[Raw records]
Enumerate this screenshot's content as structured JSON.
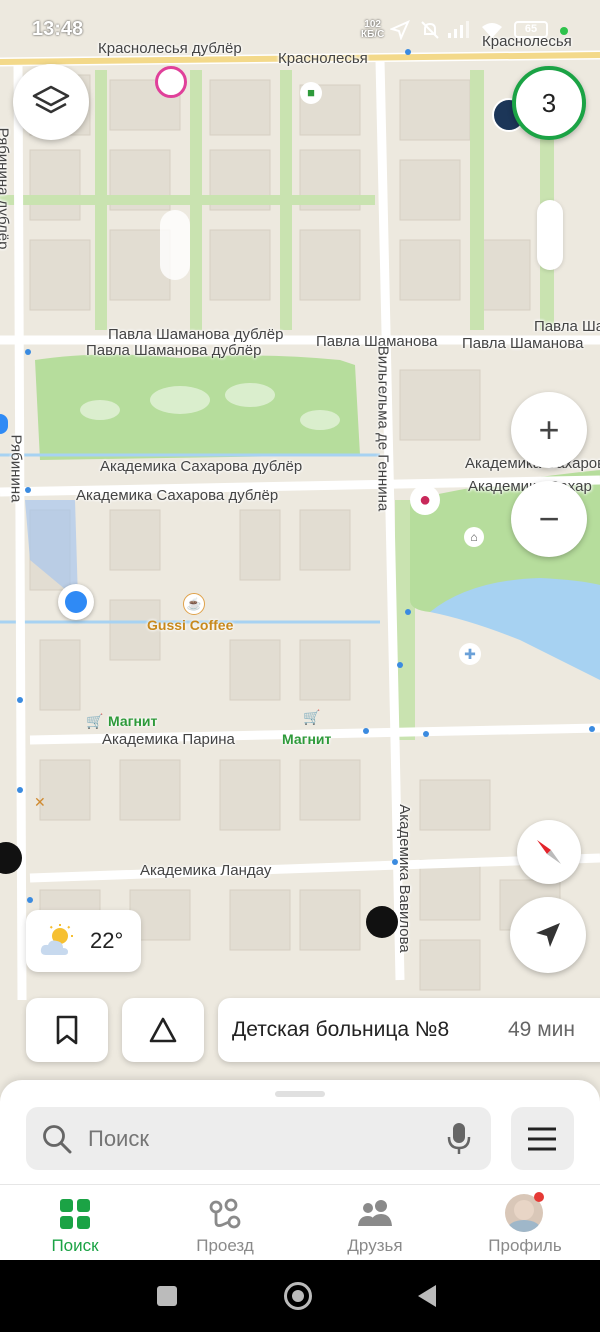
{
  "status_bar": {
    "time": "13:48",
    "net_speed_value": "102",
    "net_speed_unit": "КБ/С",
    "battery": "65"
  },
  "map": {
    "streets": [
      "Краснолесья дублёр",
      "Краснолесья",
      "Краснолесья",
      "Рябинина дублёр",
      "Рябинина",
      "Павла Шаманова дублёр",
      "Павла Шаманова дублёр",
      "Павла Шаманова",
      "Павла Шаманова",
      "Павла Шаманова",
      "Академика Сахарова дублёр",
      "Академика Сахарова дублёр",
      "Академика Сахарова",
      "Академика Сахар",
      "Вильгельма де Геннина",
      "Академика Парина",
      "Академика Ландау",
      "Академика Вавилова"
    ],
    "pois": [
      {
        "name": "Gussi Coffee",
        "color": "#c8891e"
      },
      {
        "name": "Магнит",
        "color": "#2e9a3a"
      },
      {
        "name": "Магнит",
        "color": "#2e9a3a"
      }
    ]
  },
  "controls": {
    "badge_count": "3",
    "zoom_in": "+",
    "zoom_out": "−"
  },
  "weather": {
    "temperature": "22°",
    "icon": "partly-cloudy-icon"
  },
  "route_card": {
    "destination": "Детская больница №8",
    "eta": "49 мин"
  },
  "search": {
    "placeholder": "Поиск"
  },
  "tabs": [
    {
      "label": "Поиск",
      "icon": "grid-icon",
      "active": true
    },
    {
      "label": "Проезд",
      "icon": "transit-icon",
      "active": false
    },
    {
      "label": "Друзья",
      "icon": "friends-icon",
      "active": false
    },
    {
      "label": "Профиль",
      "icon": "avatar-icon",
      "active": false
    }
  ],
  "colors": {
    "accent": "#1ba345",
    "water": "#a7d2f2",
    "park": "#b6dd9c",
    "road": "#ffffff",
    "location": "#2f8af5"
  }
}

* To be done *
Restate the records word for word, omitting images.

* Full response *
Enumerate this screenshot's content as structured JSON.
{
  "status_bar": {
    "time": "13:48",
    "net_speed_value": "102",
    "net_speed_unit": "КБ/С",
    "battery": "65"
  },
  "map": {
    "streets": [
      "Краснолесья дублёр",
      "Краснолесья",
      "Краснолесья",
      "Рябинина дублёр",
      "Рябинина",
      "Павла Шаманова дублёр",
      "Павла Шаманова дублёр",
      "Павла Шаманова",
      "Павла Шаманова",
      "Павла Шаманова",
      "Академика Сахарова дублёр",
      "Академика Сахарова дублёр",
      "Академика Сахарова",
      "Академика Сахар",
      "Вильгельма де Геннина",
      "Академика Парина",
      "Академика Ландау",
      "Академика Вавилова"
    ],
    "pois": [
      {
        "name": "Gussi Coffee",
        "color": "#c8891e"
      },
      {
        "name": "Магнит",
        "color": "#2e9a3a"
      },
      {
        "name": "Магнит",
        "color": "#2e9a3a"
      }
    ]
  },
  "controls": {
    "badge_count": "3",
    "zoom_in": "+",
    "zoom_out": "−"
  },
  "weather": {
    "temperature": "22°",
    "icon": "partly-cloudy-icon"
  },
  "route_card": {
    "destination": "Детская больница №8",
    "eta": "49 мин"
  },
  "search": {
    "placeholder": "Поиск"
  },
  "tabs": [
    {
      "label": "Поиск",
      "icon": "grid-icon",
      "active": true
    },
    {
      "label": "Проезд",
      "icon": "transit-icon",
      "active": false
    },
    {
      "label": "Друзья",
      "icon": "friends-icon",
      "active": false
    },
    {
      "label": "Профиль",
      "icon": "avatar-icon",
      "active": false
    }
  ],
  "colors": {
    "accent": "#1ba345",
    "water": "#a7d2f2",
    "park": "#b6dd9c",
    "road": "#ffffff",
    "location": "#2f8af5"
  }
}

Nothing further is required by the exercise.